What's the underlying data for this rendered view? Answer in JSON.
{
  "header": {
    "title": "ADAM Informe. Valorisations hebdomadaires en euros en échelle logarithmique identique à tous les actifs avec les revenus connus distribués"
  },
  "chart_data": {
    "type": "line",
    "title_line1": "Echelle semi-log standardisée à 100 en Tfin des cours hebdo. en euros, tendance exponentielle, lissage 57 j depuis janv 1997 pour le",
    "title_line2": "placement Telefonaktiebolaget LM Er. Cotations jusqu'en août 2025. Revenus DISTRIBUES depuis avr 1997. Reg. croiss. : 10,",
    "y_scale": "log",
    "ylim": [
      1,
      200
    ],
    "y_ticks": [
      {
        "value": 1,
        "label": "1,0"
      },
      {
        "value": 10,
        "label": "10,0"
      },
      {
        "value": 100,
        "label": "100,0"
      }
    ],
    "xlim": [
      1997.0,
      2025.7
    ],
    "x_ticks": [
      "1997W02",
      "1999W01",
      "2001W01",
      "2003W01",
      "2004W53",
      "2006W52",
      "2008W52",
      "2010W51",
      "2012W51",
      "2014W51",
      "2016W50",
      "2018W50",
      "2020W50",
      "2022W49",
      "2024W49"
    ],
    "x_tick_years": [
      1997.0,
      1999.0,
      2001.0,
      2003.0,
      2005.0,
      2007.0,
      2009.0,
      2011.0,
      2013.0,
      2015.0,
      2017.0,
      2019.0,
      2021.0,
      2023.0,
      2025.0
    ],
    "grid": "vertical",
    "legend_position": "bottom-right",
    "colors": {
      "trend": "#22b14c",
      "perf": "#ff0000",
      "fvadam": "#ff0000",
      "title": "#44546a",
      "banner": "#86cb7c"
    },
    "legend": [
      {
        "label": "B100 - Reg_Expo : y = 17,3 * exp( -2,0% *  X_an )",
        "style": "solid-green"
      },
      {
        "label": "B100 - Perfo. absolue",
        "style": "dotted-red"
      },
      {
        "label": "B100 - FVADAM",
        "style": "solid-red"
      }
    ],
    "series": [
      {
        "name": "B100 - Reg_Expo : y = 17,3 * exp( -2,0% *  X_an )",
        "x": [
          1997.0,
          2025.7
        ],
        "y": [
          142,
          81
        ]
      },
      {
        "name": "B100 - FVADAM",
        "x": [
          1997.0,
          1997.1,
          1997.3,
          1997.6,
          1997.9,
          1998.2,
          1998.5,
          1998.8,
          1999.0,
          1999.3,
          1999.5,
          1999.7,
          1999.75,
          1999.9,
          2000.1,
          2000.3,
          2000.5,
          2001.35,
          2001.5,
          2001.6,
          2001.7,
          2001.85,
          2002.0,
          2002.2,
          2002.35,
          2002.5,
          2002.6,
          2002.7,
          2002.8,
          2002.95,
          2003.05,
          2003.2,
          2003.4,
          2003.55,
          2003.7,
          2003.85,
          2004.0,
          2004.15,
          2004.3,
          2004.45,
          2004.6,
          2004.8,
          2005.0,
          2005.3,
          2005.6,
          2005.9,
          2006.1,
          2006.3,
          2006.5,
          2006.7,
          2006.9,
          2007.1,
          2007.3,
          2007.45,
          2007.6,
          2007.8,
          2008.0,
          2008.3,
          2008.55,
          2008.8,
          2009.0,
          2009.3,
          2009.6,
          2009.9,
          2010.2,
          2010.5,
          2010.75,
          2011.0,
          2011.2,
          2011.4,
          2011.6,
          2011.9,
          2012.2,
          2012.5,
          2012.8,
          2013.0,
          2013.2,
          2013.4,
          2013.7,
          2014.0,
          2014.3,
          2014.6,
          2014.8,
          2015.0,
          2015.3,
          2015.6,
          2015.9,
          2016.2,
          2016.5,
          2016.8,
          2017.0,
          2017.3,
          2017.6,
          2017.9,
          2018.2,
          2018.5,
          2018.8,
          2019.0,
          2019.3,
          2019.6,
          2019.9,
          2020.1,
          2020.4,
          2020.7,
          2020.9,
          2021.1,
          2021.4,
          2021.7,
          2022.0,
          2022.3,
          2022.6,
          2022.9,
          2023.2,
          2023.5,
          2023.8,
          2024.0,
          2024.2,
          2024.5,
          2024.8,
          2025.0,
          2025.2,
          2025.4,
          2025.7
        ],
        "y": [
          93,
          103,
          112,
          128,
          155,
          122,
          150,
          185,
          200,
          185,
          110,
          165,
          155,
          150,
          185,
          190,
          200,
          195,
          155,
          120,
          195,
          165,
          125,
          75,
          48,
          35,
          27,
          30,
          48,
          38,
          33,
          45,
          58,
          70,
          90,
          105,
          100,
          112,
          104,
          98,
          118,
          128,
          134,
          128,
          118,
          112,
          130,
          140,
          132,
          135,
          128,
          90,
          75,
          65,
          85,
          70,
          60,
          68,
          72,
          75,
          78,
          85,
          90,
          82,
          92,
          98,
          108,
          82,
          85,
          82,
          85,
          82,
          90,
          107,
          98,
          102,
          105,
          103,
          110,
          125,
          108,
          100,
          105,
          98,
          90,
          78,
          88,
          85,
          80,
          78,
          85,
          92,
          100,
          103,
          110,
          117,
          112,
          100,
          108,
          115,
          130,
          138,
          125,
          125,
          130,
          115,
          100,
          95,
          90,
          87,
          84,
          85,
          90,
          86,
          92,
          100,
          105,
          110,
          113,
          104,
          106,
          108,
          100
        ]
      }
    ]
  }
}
########
## Stated task
Report all lines of the material that contain the word "euros".

## Reply to the exercise
    "title": "ADAM Informe. Valorisations hebdomadaires en euros en échelle logarithmique identique à tous les actifs avec les revenus connus distribués"
    "title_line1": "Echelle semi-log standardisée à 100 en Tfin des cours hebdo. en euros, tendance exponentielle, lissage 57 j depuis janv 1997 pour le",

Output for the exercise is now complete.